### Your goal
Locate each line in the records containing "subject". Copy it.

Stored data entries
>> Start
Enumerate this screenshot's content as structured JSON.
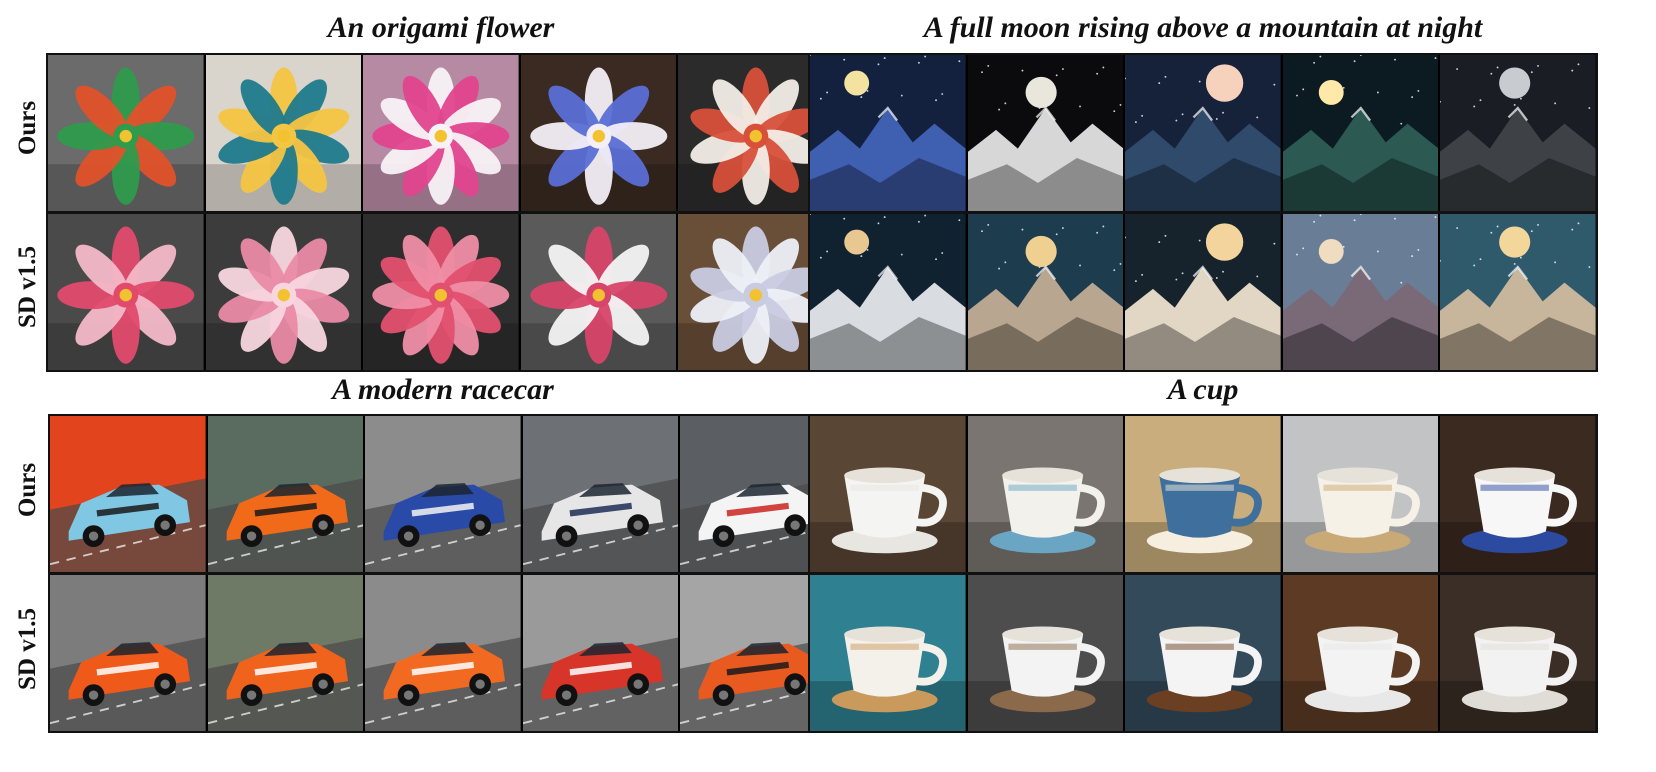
{
  "row_labels": {
    "ours": "Ours",
    "baseline": "SD v1.5"
  },
  "panels": [
    {
      "title": "An origami flower",
      "subject": "flower",
      "ours": [
        {
          "bg": "#6b6b6b",
          "fg": "#e0522a",
          "fg2": "#2f9b4d"
        },
        {
          "bg": "#d9d4cc",
          "fg": "#1f7a8c",
          "fg2": "#f4c542"
        },
        {
          "bg": "#b78aa4",
          "fg": "#e0448e",
          "fg2": "#f7f2f5"
        },
        {
          "bg": "#3a2a22",
          "fg": "#5a6fd6",
          "fg2": "#f3eef7"
        },
        {
          "bg": "#2b2b2b",
          "fg": "#f2ede6",
          "fg2": "#d8503a"
        }
      ],
      "baseline": [
        {
          "bg": "#4a4a4a",
          "fg": "#f4b8c8",
          "fg2": "#e24a6b"
        },
        {
          "bg": "#3c3c3c",
          "fg": "#e98aa6",
          "fg2": "#f8d6df"
        },
        {
          "bg": "#2e2e2e",
          "fg": "#ef8ea7",
          "fg2": "#e2506f"
        },
        {
          "bg": "#5a5a5a",
          "fg": "#f4f4f4",
          "fg2": "#d8456a"
        },
        {
          "bg": "#6a4f38",
          "fg": "#eef0f8",
          "fg2": "#c9cbe0"
        }
      ]
    },
    {
      "title": "A full moon rising above a mountain at night",
      "subject": "moon",
      "ours": [
        {
          "bg": "#13213f",
          "fg": "#3f5fb0",
          "fg2": "#f4e2a0"
        },
        {
          "bg": "#0b0b0d",
          "fg": "#d7d7d7",
          "fg2": "#e9e6dc"
        },
        {
          "bg": "#16213a",
          "fg": "#2f4a6b",
          "fg2": "#f6d2bc"
        },
        {
          "bg": "#0c1a22",
          "fg": "#2c5a52",
          "fg2": "#ffe9a8"
        },
        {
          "bg": "#1a1e24",
          "fg": "#3e4247",
          "fg2": "#c8ccd0"
        }
      ],
      "baseline": [
        {
          "bg": "#102230",
          "fg": "#d9dde2",
          "fg2": "#e8c890"
        },
        {
          "bg": "#1d3c4d",
          "fg": "#b8a690",
          "fg2": "#f0d090"
        },
        {
          "bg": "#16232d",
          "fg": "#e2d6c4",
          "fg2": "#f2d49c"
        },
        {
          "bg": "#6a7d96",
          "fg": "#7a6a78",
          "fg2": "#f0dcc0"
        },
        {
          "bg": "#2f5a6c",
          "fg": "#c7b69c",
          "fg2": "#f3d69a"
        }
      ]
    },
    {
      "title": "A modern racecar",
      "subject": "car",
      "ours": [
        {
          "bg": "#e2451d",
          "fg": "#7fc7e3",
          "fg2": "#1a1a1a"
        },
        {
          "bg": "#5a6b60",
          "fg": "#f06a1a",
          "fg2": "#1a1a1a"
        },
        {
          "bg": "#8c8c8c",
          "fg": "#2a4aa8",
          "fg2": "#f3f3f3"
        },
        {
          "bg": "#6d7075",
          "fg": "#e6e6e6",
          "fg2": "#1f2d55"
        },
        {
          "bg": "#5b5e62",
          "fg": "#f4f4f4",
          "fg2": "#c9231f"
        }
      ],
      "baseline": [
        {
          "bg": "#7c7c7c",
          "fg": "#ef5a1a",
          "fg2": "#ffffff"
        },
        {
          "bg": "#6e7a65",
          "fg": "#f0631d",
          "fg2": "#ffffff"
        },
        {
          "bg": "#8b8b8b",
          "fg": "#f26a22",
          "fg2": "#ffffff"
        },
        {
          "bg": "#9a9a9a",
          "fg": "#d8352a",
          "fg2": "#ffffff"
        },
        {
          "bg": "#a5a5a5",
          "fg": "#e85a20",
          "fg2": "#1a1a1a"
        }
      ]
    },
    {
      "title": "A cup",
      "subject": "cup",
      "ours": [
        {
          "bg": "#5a4635",
          "fg": "#f4f4f2",
          "fg2": "#e8e6e0"
        },
        {
          "bg": "#7a7570",
          "fg": "#f3f1ec",
          "fg2": "#6aa6c4"
        },
        {
          "bg": "#c9ad7c",
          "fg": "#3f6f9c",
          "fg2": "#f6eede"
        },
        {
          "bg": "#c2c3c5",
          "fg": "#f6f1e6",
          "fg2": "#c9aa76"
        },
        {
          "bg": "#3b2a20",
          "fg": "#f7f7f7",
          "fg2": "#2b4aa0"
        }
      ],
      "baseline": [
        {
          "bg": "#2f8090",
          "fg": "#f4f1ea",
          "fg2": "#c99a5c"
        },
        {
          "bg": "#4d4d4d",
          "fg": "#f3f3f3",
          "fg2": "#8a6a4a"
        },
        {
          "bg": "#324a5a",
          "fg": "#f4f4f4",
          "fg2": "#6b3f22"
        },
        {
          "bg": "#5c3a24",
          "fg": "#f3f3f3",
          "fg2": "#e8e8e8"
        },
        {
          "bg": "#3a2e26",
          "fg": "#f2f2f2",
          "fg2": "#e0ddd6"
        }
      ]
    }
  ]
}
>> End
### Reply
      "subject": "flower",
      "subject": "moon",
      "subject": "car",
      "subject": "cup",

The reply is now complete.